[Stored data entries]
╭──

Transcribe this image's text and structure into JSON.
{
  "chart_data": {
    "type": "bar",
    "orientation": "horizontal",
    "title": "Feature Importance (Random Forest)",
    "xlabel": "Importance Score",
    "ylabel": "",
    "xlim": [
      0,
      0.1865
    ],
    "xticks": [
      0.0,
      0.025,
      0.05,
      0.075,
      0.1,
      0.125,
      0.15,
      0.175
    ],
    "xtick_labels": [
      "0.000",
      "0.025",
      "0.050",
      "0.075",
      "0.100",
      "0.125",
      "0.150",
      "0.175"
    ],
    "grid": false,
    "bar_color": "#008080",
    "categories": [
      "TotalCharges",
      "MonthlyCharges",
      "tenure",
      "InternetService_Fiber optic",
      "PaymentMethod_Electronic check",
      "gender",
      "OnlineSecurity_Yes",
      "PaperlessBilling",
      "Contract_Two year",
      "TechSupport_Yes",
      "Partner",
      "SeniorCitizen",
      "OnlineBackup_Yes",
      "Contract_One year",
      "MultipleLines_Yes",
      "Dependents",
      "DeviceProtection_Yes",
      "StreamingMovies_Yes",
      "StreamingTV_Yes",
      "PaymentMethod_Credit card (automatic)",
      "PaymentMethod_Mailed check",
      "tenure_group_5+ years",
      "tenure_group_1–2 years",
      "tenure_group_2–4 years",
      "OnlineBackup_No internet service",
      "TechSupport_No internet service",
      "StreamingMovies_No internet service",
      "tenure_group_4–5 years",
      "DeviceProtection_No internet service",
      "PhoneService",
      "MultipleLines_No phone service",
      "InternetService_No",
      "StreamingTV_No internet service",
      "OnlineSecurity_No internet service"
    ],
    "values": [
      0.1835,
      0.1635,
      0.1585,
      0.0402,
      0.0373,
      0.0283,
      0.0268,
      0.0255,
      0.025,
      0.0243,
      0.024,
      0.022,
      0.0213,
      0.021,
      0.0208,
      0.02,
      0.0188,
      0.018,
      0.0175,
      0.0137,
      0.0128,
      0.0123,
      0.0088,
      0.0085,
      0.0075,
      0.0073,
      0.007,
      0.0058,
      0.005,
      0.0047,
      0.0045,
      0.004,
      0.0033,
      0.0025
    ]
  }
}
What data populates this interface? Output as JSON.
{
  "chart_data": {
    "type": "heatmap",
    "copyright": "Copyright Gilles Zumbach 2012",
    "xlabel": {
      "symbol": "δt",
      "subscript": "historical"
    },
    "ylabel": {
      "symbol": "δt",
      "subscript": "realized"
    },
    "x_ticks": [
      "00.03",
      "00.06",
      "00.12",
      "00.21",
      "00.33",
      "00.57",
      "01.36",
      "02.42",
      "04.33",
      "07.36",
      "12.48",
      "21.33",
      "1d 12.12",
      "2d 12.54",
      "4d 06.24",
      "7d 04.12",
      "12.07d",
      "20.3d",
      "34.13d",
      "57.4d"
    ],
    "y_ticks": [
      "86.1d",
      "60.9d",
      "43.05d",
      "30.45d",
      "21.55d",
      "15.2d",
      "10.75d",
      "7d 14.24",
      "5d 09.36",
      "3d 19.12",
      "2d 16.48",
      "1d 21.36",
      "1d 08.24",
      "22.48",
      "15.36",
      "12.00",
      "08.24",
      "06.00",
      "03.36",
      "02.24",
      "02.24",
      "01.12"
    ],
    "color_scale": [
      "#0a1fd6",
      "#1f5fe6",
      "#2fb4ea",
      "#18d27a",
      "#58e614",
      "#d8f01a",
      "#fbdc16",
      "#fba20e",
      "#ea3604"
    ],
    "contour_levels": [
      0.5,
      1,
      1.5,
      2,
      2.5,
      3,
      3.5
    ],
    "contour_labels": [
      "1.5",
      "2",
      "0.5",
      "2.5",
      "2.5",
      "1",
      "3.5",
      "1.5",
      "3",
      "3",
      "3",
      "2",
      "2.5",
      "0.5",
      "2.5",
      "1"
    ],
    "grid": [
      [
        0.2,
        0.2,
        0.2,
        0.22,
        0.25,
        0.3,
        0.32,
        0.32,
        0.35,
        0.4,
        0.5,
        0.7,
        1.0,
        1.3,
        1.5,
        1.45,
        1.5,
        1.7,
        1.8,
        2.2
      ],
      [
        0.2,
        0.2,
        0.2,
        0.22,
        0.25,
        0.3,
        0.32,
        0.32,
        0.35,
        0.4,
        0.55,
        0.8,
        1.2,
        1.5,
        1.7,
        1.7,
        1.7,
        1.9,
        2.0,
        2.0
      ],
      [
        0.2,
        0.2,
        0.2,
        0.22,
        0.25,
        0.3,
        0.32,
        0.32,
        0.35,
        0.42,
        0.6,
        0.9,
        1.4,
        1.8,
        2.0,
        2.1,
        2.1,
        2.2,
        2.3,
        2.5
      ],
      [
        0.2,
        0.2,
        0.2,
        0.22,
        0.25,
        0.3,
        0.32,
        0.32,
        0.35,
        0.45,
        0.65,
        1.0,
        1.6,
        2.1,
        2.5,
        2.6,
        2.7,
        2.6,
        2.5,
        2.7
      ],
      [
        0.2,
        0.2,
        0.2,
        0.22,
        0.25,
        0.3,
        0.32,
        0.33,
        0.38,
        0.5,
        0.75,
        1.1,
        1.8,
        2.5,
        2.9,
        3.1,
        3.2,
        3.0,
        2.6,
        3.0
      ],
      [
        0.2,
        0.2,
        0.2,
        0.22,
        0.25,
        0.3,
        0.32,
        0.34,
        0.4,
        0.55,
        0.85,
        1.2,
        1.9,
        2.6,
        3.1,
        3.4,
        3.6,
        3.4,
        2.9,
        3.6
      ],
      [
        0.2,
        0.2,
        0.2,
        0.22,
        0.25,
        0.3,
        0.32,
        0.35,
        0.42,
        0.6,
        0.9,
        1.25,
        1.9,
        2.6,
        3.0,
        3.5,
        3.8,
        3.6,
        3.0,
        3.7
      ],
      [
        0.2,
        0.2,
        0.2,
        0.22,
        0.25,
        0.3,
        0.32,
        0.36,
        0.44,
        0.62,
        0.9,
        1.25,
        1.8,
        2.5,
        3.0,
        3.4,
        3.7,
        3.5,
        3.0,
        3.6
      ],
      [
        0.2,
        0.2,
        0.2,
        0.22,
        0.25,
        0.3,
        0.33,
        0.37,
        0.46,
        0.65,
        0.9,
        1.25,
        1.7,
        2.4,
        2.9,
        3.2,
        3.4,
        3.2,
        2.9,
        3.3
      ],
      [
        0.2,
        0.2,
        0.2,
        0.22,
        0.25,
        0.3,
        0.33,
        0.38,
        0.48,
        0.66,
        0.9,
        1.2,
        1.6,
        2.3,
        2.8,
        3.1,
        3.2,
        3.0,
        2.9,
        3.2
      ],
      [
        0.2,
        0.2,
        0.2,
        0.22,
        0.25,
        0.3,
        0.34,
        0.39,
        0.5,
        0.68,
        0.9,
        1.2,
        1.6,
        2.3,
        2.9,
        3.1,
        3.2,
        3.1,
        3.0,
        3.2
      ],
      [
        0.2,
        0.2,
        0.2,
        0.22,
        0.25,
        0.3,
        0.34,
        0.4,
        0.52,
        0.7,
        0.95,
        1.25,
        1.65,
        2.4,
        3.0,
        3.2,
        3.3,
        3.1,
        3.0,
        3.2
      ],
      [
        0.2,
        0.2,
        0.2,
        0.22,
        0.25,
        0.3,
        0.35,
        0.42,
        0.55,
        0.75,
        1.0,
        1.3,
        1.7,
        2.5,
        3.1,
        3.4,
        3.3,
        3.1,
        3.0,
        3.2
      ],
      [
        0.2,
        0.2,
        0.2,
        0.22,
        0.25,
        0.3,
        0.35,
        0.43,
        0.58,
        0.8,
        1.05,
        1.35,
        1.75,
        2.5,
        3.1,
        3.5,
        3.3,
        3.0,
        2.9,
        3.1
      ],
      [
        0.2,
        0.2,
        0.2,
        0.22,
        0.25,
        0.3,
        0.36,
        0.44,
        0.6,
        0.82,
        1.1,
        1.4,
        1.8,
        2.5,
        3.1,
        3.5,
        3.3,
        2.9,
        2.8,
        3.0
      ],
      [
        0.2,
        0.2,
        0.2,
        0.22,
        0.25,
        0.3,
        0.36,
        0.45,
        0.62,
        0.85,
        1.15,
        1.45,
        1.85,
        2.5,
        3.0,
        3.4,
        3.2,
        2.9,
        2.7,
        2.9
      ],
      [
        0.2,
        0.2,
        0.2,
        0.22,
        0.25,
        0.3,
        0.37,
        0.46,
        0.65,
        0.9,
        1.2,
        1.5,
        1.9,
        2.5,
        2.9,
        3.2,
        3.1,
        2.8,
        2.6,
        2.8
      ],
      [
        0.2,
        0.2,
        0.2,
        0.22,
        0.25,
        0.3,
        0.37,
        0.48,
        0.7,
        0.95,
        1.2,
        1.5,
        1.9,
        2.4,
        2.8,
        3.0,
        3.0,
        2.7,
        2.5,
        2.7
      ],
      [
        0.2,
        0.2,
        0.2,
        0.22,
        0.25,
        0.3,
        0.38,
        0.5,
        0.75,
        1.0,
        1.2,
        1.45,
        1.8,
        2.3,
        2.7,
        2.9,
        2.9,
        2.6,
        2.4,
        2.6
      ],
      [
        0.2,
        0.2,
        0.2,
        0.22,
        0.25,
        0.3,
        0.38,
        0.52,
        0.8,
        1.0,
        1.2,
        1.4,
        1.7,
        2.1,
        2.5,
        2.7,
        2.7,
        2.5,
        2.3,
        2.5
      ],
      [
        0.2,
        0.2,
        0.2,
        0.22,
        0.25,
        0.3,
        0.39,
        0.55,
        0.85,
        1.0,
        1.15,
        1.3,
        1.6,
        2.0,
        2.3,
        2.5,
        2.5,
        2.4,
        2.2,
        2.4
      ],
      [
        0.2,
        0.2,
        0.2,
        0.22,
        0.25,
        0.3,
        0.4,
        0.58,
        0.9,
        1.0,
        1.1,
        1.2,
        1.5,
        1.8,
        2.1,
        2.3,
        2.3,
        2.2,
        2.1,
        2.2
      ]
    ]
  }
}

╰──

Exercise prompt:
Look over the records above and copy each line that includes the string "check".

Correct response:
      "PaymentMethod_Electronic check",
      "PaymentMethod_Mailed check",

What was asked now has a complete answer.